[Extracted records]
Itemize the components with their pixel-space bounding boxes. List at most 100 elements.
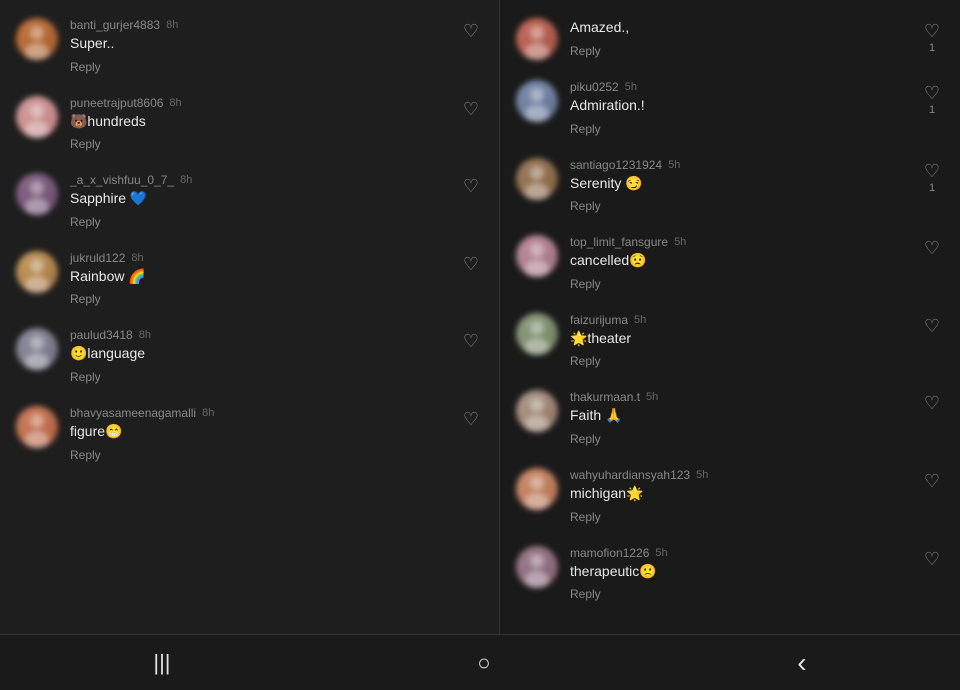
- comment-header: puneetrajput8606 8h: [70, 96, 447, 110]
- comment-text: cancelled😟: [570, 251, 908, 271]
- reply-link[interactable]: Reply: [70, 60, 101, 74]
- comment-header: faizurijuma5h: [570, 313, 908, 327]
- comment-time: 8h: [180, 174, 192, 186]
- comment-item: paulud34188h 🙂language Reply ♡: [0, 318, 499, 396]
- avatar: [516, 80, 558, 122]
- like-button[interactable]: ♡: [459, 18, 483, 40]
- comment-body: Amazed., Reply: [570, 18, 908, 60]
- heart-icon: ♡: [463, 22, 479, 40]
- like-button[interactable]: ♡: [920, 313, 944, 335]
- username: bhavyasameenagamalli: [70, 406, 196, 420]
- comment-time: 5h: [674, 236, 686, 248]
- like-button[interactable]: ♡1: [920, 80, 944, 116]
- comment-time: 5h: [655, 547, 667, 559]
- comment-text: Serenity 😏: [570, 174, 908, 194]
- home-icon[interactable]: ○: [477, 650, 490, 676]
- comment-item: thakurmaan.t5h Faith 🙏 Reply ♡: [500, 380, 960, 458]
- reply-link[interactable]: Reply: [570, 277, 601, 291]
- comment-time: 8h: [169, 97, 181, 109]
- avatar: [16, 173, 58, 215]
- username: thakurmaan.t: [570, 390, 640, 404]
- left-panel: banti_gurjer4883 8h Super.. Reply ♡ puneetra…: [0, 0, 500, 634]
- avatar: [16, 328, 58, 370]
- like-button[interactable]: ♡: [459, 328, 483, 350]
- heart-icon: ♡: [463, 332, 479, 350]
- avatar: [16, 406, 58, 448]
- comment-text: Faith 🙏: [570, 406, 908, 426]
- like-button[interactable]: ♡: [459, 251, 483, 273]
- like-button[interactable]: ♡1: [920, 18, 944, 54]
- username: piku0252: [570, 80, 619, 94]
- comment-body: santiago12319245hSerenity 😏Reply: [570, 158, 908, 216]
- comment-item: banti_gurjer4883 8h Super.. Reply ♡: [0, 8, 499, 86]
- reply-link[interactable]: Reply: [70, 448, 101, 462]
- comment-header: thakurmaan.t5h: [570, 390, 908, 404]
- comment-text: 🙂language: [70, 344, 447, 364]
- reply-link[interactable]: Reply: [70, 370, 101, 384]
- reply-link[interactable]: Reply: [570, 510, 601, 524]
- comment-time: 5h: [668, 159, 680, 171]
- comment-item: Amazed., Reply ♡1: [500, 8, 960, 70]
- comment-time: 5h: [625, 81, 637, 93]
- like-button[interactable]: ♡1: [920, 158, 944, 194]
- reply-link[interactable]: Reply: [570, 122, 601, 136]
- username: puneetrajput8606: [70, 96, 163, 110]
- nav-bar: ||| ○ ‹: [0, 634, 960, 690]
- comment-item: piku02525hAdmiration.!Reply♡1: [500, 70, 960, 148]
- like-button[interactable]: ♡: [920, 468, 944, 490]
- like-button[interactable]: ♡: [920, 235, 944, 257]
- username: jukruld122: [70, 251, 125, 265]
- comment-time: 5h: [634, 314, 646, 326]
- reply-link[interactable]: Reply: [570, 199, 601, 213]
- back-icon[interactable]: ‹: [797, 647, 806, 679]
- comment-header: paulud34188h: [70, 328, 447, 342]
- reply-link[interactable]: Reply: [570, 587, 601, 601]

EXERCISE -
Count the lines in the rows above that contain the string "Super", treating case as significant. Give only the number.

EXERCISE OUTPUT -
2